• What the task requires:
Repeat the data verbatim.

• Dataset records:
= = =

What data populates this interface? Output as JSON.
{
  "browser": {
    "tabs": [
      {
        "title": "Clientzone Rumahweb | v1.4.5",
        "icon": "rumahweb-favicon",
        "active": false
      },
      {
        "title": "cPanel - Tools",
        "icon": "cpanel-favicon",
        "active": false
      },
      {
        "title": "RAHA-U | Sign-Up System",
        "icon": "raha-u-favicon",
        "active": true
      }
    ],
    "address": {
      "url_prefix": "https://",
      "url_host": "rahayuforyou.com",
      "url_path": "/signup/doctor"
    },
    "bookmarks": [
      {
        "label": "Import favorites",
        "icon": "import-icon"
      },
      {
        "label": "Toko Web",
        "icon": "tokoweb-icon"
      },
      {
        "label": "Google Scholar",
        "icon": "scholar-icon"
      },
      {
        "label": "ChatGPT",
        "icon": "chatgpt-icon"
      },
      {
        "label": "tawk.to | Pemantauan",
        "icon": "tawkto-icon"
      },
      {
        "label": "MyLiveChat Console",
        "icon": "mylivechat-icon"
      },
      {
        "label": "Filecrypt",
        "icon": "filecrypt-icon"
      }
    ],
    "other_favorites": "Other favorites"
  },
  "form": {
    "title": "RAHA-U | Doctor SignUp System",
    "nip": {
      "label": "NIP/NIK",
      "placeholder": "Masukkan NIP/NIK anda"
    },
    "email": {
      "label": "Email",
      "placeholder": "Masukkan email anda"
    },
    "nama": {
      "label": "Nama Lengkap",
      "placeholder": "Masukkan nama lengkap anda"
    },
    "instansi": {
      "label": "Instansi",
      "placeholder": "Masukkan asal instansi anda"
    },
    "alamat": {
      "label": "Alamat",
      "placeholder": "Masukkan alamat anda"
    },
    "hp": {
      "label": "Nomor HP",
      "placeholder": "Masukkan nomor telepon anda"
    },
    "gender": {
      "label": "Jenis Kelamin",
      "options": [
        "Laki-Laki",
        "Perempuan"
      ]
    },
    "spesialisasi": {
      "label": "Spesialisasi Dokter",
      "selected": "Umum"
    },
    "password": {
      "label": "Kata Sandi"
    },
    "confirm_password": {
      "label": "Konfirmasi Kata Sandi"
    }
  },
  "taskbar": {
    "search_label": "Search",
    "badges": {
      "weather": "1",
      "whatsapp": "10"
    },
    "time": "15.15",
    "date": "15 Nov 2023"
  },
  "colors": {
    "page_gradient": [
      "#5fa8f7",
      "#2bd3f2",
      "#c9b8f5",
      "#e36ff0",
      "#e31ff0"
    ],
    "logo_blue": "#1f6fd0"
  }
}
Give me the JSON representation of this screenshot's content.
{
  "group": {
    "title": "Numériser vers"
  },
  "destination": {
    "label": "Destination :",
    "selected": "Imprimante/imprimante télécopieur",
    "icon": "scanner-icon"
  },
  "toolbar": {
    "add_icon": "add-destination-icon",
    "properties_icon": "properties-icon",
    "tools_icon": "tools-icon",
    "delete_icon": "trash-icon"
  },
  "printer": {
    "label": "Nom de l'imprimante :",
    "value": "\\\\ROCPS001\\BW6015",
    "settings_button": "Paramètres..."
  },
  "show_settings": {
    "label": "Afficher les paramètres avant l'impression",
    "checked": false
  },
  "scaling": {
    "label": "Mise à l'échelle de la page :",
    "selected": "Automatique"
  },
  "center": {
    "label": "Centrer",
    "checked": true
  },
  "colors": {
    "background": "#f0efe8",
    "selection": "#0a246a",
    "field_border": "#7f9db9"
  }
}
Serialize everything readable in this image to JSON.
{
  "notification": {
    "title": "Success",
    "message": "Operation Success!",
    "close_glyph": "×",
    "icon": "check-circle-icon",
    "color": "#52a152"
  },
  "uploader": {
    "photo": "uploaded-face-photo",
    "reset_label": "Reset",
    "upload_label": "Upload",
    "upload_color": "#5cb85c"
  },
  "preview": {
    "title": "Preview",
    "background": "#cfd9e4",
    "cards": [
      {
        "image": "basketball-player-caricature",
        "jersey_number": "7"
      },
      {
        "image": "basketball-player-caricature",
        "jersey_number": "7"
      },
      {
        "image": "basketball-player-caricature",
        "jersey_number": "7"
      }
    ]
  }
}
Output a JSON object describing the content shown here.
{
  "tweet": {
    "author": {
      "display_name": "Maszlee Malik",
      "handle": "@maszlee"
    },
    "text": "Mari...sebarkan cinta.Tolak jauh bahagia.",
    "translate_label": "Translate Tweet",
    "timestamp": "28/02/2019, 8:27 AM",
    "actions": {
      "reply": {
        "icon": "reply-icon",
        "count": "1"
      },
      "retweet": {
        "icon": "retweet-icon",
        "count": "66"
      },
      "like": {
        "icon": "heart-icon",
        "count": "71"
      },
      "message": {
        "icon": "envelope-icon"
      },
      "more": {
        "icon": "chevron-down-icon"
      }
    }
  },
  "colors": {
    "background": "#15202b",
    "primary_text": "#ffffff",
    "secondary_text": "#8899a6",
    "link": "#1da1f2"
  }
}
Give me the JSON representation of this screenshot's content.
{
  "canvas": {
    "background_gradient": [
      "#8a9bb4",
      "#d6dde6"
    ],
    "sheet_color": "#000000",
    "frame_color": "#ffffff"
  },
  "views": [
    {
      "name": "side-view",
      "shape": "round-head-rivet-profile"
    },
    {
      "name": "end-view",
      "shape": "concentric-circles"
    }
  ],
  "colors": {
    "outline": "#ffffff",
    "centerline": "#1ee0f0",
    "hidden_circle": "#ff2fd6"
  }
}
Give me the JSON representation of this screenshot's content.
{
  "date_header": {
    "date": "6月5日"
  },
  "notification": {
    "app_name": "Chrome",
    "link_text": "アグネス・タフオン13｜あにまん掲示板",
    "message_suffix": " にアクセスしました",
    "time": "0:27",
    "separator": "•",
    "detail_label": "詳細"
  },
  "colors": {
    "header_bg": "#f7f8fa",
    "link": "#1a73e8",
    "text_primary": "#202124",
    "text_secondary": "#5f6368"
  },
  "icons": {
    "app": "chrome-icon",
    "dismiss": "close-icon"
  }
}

= = =

• Expected answer:
What data populates this interface? Output as JSON.
{
  "browser": {
    "tabs": [
      {
        "title": "Clientzone Rumahweb | v1.4.5",
        "icon": "rumahweb-favicon",
        "active": false
      },
      {
        "title": "cPanel - Tools",
        "icon": "cpanel-favicon",
        "active": false
      },
      {
        "title": "RAHA-U | Sign-Up System",
        "icon": "raha-u-favicon",
        "active": true
      }
    ],
    "address": {
      "url_prefix": "https://",
      "url_host": "rahayuforyou.com",
      "url_path": "/signup/doctor"
    },
    "bookmarks": [
      {
        "label": "Import favorites",
        "icon": "import-icon"
      },
      {
        "label": "Toko Web",
        "icon": "tokoweb-icon"
      },
      {
        "label": "Google Scholar",
        "icon": "scholar-icon"
      },
      {
        "label": "ChatGPT",
        "icon": "chatgpt-icon"
      },
      {
        "label": "tawk.to | Pemantauan",
        "icon": "tawkto-icon"
      },
      {
        "label": "MyLiveChat Console",
        "icon": "mylivechat-icon"
      },
      {
        "label": "Filecrypt",
        "icon": "filecrypt-icon"
      }
    ],
    "other_favorites": "Other favorites"
  },
  "form": {
    "title": "RAHA-U | Doctor SignUp System",
    "nip": {
      "label": "NIP/NIK",
      "placeholder": "Masukkan NIP/NIK anda"
    },
    "email": {
      "label": "Email",
      "placeholder": "Masukkan email anda"
    },
    "nama": {
      "label": "Nama Lengkap",
      "placeholder": "Masukkan nama lengkap anda"
    },
    "instansi": {
      "label": "Instansi",
      "placeholder": "Masukkan asal instansi anda"
    },
    "alamat": {
      "label": "Alamat",
      "placeholder": "Masukkan alamat anda"
    },
    "hp": {
      "label": "Nomor HP",
      "placeholder": "Masukkan nomor telepon anda"
    },
    "gender": {
      "label": "Jenis Kelamin",
      "options": [
        "Laki-Laki",
        "Perempuan"
      ]
    },
    "spesialisasi": {
      "label": "Spesialisasi Dokter",
      "selected": "Umum"
    },
    "password": {
      "label": "Kata Sandi"
    },
    "confirm_password": {
      "label": "Konfirmasi Kata Sandi"
    }
  },
  "taskbar": {
    "search_label": "Search",
    "badges": {
      "weather": "1",
      "whatsapp": "10"
    },
    "time": "15.15",
    "date": "15 Nov 2023"
  },
  "colors": {
    "page_gradient": [
      "#5fa8f7",
      "#2bd3f2",
      "#c9b8f5",
      "#e36ff0",
      "#e31ff0"
    ],
    "logo_blue": "#1f6fd0"
  }
}
Give me the JSON representation of this screenshot's content.
{
  "group": {
    "title": "Numériser vers"
  },
  "destination": {
    "label": "Destination :",
    "selected": "Imprimante/imprimante télécopieur",
    "icon": "scanner-icon"
  },
  "toolbar": {
    "add_icon": "add-destination-icon",
    "properties_icon": "properties-icon",
    "tools_icon": "tools-icon",
    "delete_icon": "trash-icon"
  },
  "printer": {
    "label": "Nom de l'imprimante :",
    "value": "\\\\ROCPS001\\BW6015",
    "settings_button": "Paramètres..."
  },
  "show_settings": {
    "label": "Afficher les paramètres avant l'impression",
    "checked": false
  },
  "scaling": {
    "label": "Mise à l'échelle de la page :",
    "selected": "Automatique"
  },
  "center": {
    "label": "Centrer",
    "checked": true
  },
  "colors": {
    "background": "#f0efe8",
    "selection": "#0a246a",
    "field_border": "#7f9db9"
  }
}
Serialize everything readable in this image to JSON.
{
  "notification": {
    "title": "Success",
    "message": "Operation Success!",
    "close_glyph": "×",
    "icon": "check-circle-icon",
    "color": "#52a152"
  },
  "uploader": {
    "photo": "uploaded-face-photo",
    "reset_label": "Reset",
    "upload_label": "Upload",
    "upload_color": "#5cb85c"
  },
  "preview": {
    "title": "Preview",
    "background": "#cfd9e4",
    "cards": [
      {
        "image": "basketball-player-caricature",
        "jersey_number": "7"
      },
      {
        "image": "basketball-player-caricature",
        "jersey_number": "7"
      },
      {
        "image": "basketball-player-caricature",
        "jersey_number": "7"
      }
    ]
  }
}
Output a JSON object describing the content shown here.
{
  "tweet": {
    "author": {
      "display_name": "Maszlee Malik",
      "handle": "@maszlee"
    },
    "text": "Mari...sebarkan cinta.Tolak jauh bahagia.",
    "translate_label": "Translate Tweet",
    "timestamp": "28/02/2019, 8:27 AM",
    "actions": {
      "reply": {
        "icon": "reply-icon",
        "count": "1"
      },
      "retweet": {
        "icon": "retweet-icon",
        "count": "66"
      },
      "like": {
        "icon": "heart-icon",
        "count": "71"
      },
      "message": {
        "icon": "envelope-icon"
      },
      "more": {
        "icon": "chevron-down-icon"
      }
    }
  },
  "colors": {
    "background": "#15202b",
    "primary_text": "#ffffff",
    "secondary_text": "#8899a6",
    "link": "#1da1f2"
  }
}
Give me the JSON representation of this screenshot's content.
{
  "canvas": {
    "background_gradient": [
      "#8a9bb4",
      "#d6dde6"
    ],
    "sheet_color": "#000000",
    "frame_color": "#ffffff"
  },
  "views": [
    {
      "name": "side-view",
      "shape": "round-head-rivet-profile"
    },
    {
      "name": "end-view",
      "shape": "concentric-circles"
    }
  ],
  "colors": {
    "outline": "#ffffff",
    "centerline": "#1ee0f0",
    "hidden_circle": "#ff2fd6"
  }
}
Give me the JSON representation of this screenshot's content.
{
  "date_header": {
    "date": "6月5日"
  },
  "notification": {
    "app_name": "Chrome",
    "link_text": "アグネス・タフオン13｜あにまん掲示板",
    "message_suffix": " にアクセスしました",
    "time": "0:27",
    "separator": "•",
    "detail_label": "詳細"
  },
  "colors": {
    "header_bg": "#f7f8fa",
    "link": "#1a73e8",
    "text_primary": "#202124",
    "text_secondary": "#5f6368"
  },
  "icons": {
    "app": "chrome-icon",
    "dismiss": "close-icon"
  }
}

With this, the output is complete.